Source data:
(begin)
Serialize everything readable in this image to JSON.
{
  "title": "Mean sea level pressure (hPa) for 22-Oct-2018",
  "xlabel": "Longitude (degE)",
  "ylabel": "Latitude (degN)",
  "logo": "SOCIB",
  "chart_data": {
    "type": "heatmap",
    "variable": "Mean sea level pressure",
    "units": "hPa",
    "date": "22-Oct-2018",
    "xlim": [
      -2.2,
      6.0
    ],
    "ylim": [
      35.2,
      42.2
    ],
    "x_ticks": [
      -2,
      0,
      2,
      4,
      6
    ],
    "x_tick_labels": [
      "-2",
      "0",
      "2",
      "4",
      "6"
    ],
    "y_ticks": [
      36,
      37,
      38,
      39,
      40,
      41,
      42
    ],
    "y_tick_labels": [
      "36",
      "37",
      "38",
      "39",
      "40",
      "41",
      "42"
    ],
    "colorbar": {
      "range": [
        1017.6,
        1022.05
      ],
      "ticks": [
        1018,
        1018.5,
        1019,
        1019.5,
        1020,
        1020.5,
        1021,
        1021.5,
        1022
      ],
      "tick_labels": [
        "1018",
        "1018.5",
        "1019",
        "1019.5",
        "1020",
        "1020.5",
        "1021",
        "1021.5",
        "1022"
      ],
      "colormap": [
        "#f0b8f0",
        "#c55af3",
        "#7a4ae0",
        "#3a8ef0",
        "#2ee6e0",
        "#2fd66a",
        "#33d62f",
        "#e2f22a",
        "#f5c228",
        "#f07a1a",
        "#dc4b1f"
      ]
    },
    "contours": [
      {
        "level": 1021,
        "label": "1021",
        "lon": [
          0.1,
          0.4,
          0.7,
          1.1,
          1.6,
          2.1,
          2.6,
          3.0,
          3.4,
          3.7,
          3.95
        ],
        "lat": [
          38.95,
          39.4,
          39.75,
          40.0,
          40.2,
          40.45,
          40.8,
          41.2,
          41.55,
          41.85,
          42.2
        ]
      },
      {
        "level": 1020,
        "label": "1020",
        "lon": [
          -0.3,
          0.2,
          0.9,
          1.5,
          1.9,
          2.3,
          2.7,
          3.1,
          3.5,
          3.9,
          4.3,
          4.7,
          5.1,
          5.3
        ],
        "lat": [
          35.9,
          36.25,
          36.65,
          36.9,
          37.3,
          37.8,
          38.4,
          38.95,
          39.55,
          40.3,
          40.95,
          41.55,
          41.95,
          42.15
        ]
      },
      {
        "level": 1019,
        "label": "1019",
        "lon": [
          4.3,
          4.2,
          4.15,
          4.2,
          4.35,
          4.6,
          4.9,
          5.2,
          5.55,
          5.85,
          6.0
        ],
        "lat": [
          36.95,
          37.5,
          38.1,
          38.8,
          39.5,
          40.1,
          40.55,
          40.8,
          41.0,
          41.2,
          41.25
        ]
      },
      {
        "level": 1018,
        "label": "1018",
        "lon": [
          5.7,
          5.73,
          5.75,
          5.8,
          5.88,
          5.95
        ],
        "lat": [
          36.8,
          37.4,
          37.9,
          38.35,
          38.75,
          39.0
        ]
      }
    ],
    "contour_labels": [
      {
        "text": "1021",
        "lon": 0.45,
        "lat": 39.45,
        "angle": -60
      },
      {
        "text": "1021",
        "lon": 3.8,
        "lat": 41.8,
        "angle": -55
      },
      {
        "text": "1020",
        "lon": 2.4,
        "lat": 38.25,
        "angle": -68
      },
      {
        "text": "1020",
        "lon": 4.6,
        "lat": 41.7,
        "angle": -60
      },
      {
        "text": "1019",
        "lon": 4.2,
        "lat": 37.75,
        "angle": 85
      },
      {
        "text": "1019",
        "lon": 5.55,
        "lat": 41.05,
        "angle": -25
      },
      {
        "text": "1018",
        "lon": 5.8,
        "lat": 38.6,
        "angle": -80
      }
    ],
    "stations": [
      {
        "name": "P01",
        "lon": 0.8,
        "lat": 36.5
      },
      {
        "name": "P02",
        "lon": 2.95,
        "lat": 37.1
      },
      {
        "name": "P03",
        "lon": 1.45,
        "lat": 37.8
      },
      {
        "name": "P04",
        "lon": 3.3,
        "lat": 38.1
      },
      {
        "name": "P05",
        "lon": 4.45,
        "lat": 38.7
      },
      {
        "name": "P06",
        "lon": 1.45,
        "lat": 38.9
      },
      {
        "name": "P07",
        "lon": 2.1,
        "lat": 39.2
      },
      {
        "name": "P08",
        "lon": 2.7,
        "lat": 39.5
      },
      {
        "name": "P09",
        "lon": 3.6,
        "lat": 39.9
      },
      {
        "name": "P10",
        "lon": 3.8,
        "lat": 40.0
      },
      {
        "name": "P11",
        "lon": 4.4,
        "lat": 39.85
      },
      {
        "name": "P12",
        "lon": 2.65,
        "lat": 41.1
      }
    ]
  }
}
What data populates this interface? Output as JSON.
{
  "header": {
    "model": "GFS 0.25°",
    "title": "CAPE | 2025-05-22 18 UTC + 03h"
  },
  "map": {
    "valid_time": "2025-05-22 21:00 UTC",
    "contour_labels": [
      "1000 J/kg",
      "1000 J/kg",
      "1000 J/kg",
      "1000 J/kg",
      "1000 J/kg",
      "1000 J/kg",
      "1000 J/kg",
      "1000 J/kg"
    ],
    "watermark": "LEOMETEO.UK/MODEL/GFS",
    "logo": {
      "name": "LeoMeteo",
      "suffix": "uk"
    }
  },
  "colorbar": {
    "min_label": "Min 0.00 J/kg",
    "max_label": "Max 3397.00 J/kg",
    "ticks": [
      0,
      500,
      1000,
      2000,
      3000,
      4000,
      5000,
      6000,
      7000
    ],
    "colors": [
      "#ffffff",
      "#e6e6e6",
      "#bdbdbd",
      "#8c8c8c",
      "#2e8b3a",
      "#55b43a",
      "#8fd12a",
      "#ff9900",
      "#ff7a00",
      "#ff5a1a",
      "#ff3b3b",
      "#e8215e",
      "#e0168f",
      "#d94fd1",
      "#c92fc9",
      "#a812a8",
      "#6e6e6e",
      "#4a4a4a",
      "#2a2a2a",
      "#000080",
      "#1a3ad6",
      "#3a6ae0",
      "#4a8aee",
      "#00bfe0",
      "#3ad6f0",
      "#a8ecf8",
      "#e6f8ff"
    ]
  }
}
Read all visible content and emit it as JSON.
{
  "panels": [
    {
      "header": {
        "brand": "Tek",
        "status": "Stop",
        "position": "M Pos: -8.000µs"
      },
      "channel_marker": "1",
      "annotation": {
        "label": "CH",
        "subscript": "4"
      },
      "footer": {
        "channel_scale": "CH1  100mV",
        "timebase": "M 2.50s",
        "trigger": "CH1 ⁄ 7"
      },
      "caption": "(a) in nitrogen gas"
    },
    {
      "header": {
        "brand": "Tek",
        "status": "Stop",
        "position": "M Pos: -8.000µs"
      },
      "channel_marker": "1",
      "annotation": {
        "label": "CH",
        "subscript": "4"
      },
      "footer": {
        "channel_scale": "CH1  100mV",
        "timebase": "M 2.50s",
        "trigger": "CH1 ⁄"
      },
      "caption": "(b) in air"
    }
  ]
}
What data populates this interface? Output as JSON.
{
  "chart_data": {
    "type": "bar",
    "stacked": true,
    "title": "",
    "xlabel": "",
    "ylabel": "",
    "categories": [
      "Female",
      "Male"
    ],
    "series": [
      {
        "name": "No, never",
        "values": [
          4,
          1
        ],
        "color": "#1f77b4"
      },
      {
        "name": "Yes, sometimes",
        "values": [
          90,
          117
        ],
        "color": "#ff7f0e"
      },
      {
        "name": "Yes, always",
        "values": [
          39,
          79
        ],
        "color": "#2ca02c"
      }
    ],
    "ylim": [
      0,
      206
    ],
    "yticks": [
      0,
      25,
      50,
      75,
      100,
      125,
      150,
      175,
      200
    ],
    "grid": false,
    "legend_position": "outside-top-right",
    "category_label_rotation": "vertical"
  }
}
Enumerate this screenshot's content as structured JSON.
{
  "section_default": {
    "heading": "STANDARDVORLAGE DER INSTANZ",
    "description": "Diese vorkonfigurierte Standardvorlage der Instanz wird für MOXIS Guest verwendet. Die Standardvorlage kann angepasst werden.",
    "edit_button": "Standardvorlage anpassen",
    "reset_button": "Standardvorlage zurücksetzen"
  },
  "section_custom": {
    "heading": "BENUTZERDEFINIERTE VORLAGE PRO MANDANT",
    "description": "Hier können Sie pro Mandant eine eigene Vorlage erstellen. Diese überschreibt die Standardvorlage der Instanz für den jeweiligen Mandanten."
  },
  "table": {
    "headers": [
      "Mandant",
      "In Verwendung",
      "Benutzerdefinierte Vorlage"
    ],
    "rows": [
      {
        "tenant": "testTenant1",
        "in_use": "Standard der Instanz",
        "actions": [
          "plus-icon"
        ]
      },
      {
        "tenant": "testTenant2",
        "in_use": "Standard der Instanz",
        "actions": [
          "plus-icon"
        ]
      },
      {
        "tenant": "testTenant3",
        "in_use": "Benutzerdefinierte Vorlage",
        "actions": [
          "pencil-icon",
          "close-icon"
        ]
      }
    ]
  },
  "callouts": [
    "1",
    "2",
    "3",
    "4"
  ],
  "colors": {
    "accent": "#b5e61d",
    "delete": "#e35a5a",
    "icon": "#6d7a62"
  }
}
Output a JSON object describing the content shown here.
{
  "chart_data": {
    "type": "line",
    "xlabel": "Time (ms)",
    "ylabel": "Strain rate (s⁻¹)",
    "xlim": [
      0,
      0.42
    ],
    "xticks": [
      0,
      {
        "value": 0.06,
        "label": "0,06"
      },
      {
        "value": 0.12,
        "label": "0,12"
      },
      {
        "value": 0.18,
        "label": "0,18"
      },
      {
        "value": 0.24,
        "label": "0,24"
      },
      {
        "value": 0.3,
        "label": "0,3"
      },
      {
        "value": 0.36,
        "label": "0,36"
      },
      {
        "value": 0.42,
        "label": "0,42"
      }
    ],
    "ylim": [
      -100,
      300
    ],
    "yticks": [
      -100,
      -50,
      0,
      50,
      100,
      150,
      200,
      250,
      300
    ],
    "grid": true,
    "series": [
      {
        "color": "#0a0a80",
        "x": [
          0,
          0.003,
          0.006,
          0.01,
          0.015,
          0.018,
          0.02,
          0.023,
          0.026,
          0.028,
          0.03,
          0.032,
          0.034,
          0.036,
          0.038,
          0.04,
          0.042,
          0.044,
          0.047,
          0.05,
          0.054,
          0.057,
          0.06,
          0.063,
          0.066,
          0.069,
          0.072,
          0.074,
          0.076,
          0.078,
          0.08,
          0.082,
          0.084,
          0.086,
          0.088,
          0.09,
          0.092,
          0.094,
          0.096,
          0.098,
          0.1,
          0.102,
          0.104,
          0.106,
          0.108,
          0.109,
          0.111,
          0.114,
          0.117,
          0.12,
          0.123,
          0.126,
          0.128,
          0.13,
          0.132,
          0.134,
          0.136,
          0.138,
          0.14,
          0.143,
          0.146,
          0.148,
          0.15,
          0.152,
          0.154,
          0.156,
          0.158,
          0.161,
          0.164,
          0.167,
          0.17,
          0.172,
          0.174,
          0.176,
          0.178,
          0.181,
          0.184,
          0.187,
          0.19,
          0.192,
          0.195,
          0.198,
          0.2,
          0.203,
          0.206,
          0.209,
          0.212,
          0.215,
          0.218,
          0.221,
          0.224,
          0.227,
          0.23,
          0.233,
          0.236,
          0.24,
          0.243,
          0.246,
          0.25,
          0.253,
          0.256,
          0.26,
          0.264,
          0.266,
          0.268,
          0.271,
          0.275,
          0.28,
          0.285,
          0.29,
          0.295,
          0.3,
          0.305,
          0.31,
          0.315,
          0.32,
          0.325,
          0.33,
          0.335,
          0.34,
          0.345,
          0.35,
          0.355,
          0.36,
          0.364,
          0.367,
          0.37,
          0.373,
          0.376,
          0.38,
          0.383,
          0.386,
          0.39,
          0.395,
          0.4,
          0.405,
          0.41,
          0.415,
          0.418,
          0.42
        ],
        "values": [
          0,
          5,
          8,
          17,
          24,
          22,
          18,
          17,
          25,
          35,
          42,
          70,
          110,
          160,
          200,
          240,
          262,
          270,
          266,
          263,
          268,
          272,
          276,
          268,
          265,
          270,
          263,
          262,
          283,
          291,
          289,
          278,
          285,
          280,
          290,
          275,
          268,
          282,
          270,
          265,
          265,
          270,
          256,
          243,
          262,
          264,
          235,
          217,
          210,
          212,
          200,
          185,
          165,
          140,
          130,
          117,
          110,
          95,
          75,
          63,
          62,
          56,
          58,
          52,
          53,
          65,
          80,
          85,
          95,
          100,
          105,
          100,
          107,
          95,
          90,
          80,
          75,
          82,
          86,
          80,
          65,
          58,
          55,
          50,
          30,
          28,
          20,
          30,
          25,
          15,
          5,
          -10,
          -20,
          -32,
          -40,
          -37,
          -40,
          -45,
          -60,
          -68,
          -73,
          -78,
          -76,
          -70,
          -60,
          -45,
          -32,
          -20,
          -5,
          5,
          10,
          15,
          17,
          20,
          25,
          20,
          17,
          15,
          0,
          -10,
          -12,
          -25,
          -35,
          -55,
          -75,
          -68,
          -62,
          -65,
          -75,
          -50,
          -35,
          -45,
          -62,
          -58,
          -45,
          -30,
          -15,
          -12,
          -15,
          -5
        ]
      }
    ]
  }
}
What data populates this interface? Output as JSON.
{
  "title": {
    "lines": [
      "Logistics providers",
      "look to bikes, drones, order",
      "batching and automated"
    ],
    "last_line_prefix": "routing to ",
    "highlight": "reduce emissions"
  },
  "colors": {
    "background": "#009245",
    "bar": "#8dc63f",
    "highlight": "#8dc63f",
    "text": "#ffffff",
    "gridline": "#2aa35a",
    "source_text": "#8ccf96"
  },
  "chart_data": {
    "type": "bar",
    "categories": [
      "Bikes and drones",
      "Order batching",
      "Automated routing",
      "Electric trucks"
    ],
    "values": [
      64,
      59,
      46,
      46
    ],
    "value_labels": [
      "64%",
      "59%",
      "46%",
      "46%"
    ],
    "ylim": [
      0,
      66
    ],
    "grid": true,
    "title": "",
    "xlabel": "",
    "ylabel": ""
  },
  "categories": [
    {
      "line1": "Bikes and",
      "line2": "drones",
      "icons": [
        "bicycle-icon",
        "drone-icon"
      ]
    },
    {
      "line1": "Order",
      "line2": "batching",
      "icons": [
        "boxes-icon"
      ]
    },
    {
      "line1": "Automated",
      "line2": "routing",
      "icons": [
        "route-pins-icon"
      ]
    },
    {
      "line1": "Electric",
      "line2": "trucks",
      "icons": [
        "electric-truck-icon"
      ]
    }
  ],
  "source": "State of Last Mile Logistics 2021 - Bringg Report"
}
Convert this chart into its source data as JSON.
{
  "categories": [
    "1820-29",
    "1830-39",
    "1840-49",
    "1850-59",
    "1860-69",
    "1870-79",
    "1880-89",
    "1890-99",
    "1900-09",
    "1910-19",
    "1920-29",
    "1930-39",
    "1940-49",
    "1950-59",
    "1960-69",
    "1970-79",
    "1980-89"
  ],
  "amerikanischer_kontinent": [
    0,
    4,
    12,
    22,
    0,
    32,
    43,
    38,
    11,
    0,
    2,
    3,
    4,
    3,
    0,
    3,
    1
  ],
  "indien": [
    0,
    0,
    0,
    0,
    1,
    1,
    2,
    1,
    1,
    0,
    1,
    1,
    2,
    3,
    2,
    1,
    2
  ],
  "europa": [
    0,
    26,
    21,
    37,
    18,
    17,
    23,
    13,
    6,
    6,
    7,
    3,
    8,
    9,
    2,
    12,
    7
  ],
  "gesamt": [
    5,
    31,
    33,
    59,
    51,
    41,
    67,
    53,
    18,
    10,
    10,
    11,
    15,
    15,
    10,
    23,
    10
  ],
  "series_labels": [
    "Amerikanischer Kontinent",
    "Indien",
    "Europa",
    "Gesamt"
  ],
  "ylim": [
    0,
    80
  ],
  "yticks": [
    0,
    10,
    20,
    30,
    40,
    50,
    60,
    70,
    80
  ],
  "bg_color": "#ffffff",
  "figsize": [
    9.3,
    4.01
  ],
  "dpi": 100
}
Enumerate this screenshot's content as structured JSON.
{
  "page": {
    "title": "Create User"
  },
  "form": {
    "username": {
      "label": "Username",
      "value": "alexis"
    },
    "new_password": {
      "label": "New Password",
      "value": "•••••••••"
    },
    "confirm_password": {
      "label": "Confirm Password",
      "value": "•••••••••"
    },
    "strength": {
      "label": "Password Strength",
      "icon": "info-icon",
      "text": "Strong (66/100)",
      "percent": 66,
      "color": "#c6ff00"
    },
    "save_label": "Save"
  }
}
(end)
**WHAT YOU NEED TO DO:**
Copy out every line that includes the word "Diese".

**FINISHED TASK:**
    "description": "Diese vorkonfigurierte Standardvorlage der Instanz wird für MOXIS Guest verwendet. Die Standardvorlage kann angepasst werden.",
    "description": "Hier können Sie pro Mandant eine eigene Vorlage erstellen. Diese überschreibt die Standardvorlage der Instanz für den jeweiligen Mandanten."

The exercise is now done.